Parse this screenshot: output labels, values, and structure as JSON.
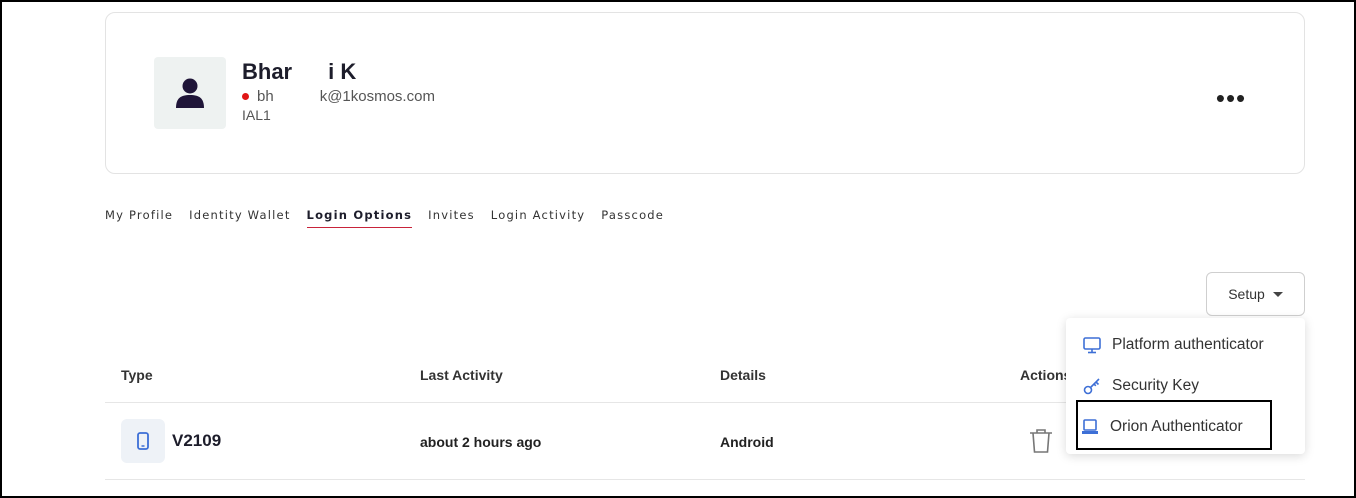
{
  "profile": {
    "name": "Bhar",
    "name_suffix": "i K",
    "email_prefix": "bh",
    "email_suffix": "k@1kosmos.com",
    "level": "IAL1",
    "more_label": "•••"
  },
  "tabs": [
    {
      "label": "My Profile"
    },
    {
      "label": "Identity Wallet"
    },
    {
      "label": "Login Options"
    },
    {
      "label": "Invites"
    },
    {
      "label": "Login Activity"
    },
    {
      "label": "Passcode"
    }
  ],
  "setup": {
    "label": "Setup"
  },
  "table": {
    "headers": [
      "Type",
      "Last Activity",
      "Details",
      "Actions"
    ],
    "rows": [
      {
        "type": "V2109",
        "last_activity": "about 2 hours ago",
        "details": "Android"
      }
    ]
  },
  "setup_menu": {
    "items": [
      {
        "label": "Platform authenticator",
        "icon": "monitor-icon"
      },
      {
        "label": "Security Key",
        "icon": "key-icon"
      },
      {
        "label": "Orion Authenticator",
        "icon": "laptop-icon"
      }
    ]
  },
  "colors": {
    "accent_tab_underline": "#c8233a",
    "status_dot": "#e01515",
    "menu_icon": "#3d6fd6",
    "avatar_icon": "#1f1538"
  }
}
════
▶ _Aim of the exercise_
Leave the images out and output the remaining material exactly as it stands.

▶ _Written response_
Parse this screenshot: output labels, values, and structure as JSON.
{
  "profile": {
    "name": "Bhar",
    "name_suffix": "i K",
    "email_prefix": "bh",
    "email_suffix": "k@1kosmos.com",
    "level": "IAL1",
    "more_label": "•••"
  },
  "tabs": [
    {
      "label": "My Profile"
    },
    {
      "label": "Identity Wallet"
    },
    {
      "label": "Login Options"
    },
    {
      "label": "Invites"
    },
    {
      "label": "Login Activity"
    },
    {
      "label": "Passcode"
    }
  ],
  "setup": {
    "label": "Setup"
  },
  "table": {
    "headers": [
      "Type",
      "Last Activity",
      "Details",
      "Actions"
    ],
    "rows": [
      {
        "type": "V2109",
        "last_activity": "about 2 hours ago",
        "details": "Android"
      }
    ]
  },
  "setup_menu": {
    "items": [
      {
        "label": "Platform authenticator",
        "icon": "monitor-icon"
      },
      {
        "label": "Security Key",
        "icon": "key-icon"
      },
      {
        "label": "Orion Authenticator",
        "icon": "laptop-icon"
      }
    ]
  },
  "colors": {
    "accent_tab_underline": "#c8233a",
    "status_dot": "#e01515",
    "menu_icon": "#3d6fd6",
    "avatar_icon": "#1f1538"
  }
}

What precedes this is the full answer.